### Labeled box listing
○ ○ ○
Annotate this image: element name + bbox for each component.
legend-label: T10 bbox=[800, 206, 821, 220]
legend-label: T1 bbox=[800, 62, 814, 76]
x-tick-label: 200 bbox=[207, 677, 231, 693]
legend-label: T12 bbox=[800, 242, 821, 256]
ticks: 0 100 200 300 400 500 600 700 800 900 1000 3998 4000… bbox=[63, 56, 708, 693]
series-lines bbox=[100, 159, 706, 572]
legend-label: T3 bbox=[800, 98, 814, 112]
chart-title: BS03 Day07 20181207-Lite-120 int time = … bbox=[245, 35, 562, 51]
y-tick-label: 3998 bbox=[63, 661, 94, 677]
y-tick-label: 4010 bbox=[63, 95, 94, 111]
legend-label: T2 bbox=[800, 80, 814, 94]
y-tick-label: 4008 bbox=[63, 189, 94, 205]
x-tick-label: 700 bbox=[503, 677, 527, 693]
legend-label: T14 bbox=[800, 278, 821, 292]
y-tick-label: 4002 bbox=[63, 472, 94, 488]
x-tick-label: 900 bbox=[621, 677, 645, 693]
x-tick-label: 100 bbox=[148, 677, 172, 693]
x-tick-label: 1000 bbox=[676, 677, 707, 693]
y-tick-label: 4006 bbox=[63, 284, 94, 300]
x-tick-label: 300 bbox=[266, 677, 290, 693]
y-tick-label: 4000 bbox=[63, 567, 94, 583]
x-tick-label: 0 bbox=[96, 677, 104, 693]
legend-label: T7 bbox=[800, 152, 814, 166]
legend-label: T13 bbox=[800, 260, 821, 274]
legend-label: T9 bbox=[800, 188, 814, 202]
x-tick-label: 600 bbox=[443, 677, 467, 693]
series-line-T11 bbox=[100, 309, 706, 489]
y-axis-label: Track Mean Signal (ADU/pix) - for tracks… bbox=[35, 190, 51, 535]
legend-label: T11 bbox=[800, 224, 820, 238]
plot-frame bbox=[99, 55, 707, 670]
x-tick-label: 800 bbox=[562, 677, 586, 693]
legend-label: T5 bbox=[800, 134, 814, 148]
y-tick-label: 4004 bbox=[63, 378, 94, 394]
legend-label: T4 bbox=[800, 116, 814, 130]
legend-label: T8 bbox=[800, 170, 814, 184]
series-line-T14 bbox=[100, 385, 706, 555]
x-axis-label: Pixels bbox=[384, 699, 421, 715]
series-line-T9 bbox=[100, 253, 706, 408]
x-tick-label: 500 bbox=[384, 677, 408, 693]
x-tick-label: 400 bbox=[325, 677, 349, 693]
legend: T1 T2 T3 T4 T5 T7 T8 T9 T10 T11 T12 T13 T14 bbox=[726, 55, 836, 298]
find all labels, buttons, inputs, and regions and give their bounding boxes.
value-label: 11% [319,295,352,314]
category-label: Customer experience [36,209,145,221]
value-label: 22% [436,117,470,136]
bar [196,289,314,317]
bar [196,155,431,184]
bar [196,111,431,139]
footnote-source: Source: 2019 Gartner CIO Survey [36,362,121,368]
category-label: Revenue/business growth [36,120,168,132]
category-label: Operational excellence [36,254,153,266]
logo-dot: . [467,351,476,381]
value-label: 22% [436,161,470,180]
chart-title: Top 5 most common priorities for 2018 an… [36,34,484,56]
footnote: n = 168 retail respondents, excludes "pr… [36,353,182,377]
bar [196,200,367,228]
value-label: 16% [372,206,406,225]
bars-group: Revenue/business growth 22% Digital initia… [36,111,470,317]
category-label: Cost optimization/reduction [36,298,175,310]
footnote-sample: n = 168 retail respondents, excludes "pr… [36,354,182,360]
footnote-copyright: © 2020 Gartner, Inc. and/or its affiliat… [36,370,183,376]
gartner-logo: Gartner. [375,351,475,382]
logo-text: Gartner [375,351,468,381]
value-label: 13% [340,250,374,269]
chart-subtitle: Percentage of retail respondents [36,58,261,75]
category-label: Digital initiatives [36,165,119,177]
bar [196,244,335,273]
○ ○ ○
### What you will do
Render the listing, from its first line through the line containing "x-tick-label: 500 bbox=[384, 677, 408, 693]", as a Markdown table with the columns Row and Line, leaving out blank lines.

### Expected answer
| Row | Line |
|---|---|
| 1 | Annotate this image: element name + bbox for each component. |
| 2 | legend-label: T10 bbox=[800, 206, 821, 220] |
| 3 | legend-label: T1 bbox=[800, 62, 814, 76] |
| 4 | x-tick-label: 200 bbox=[207, 677, 231, 693] |
| 5 | legend-label: T12 bbox=[800, 242, 821, 256] |
| 6 | ticks: 0 100 200 300 400 500 600 700 800 900 1000 3998 4000… bbox=[63, 56, 708, 693] |
| 7 | series-lines bbox=[100, 159, 706, 572] |
| 8 | legend-label: T3 bbox=[800, 98, 814, 112] |
| 9 | chart-title: BS03 Day07 20181207-Lite-120 int time = … bbox=[245, 35, 562, 51] |
| 10 | y-tick-label: 3998 bbox=[63, 661, 94, 677] |
| 11 | y-tick-label: 4010 bbox=[63, 95, 94, 111] |
| 12 | legend-label: T2 bbox=[800, 80, 814, 94] |
| 13 | y-tick-label: 4008 bbox=[63, 189, 94, 205] |
| 14 | x-tick-label: 700 bbox=[503, 677, 527, 693] |
| 15 | legend-label: T14 bbox=[800, 278, 821, 292] |
| 16 | y-tick-label: 4002 bbox=[63, 472, 94, 488] |
| 17 | x-tick-label: 900 bbox=[621, 677, 645, 693] |
| 18 | x-tick-label: 100 bbox=[148, 677, 172, 693] |
| 19 | x-tick-label: 1000 bbox=[676, 677, 707, 693] |
| 20 | y-tick-label: 4006 bbox=[63, 284, 94, 300] |
| 21 | x-tick-label: 300 bbox=[266, 677, 290, 693] |
| 22 | y-tick-label: 4000 bbox=[63, 567, 94, 583] |
| 23 | x-tick-label: 0 bbox=[96, 677, 104, 693] |
| 24 | legend-label: T7 bbox=[800, 152, 814, 166] |
| 25 | legend-label: T13 bbox=[800, 260, 821, 274] |
| 26 | legend-label: T9 bbox=[800, 188, 814, 202] |
| 27 | x-tick-label: 600 bbox=[443, 677, 467, 693] |
| 28 | series-line-T11 bbox=[100, 309, 706, 489] |
| 29 | y-axis-label: Track Mean Signal (ADU/pix) - for tracks… bbox=[35, 190, 51, 535] |
| 30 | legend-label: T11 bbox=[800, 224, 820, 238] |
| 31 | plot-frame bbox=[99, 55, 707, 670] |
| 32 | x-tick-label: 800 bbox=[562, 677, 586, 693] |
| 33 | legend-label: T5 bbox=[800, 134, 814, 148] |
| 34 | y-tick-label: 4004 bbox=[63, 378, 94, 394] |
| 35 | legend-label: T4 bbox=[800, 116, 814, 130] |
| 36 | legend-label: T8 bbox=[800, 170, 814, 184] |
| 37 | series-line-T14 bbox=[100, 385, 706, 555] |
| 38 | x-axis-label: Pixels bbox=[384, 699, 421, 715] |
| 39 | series-line-T9 bbox=[100, 253, 706, 408] |
| 40 | x-tick-label: 500 bbox=[384, 677, 408, 693] |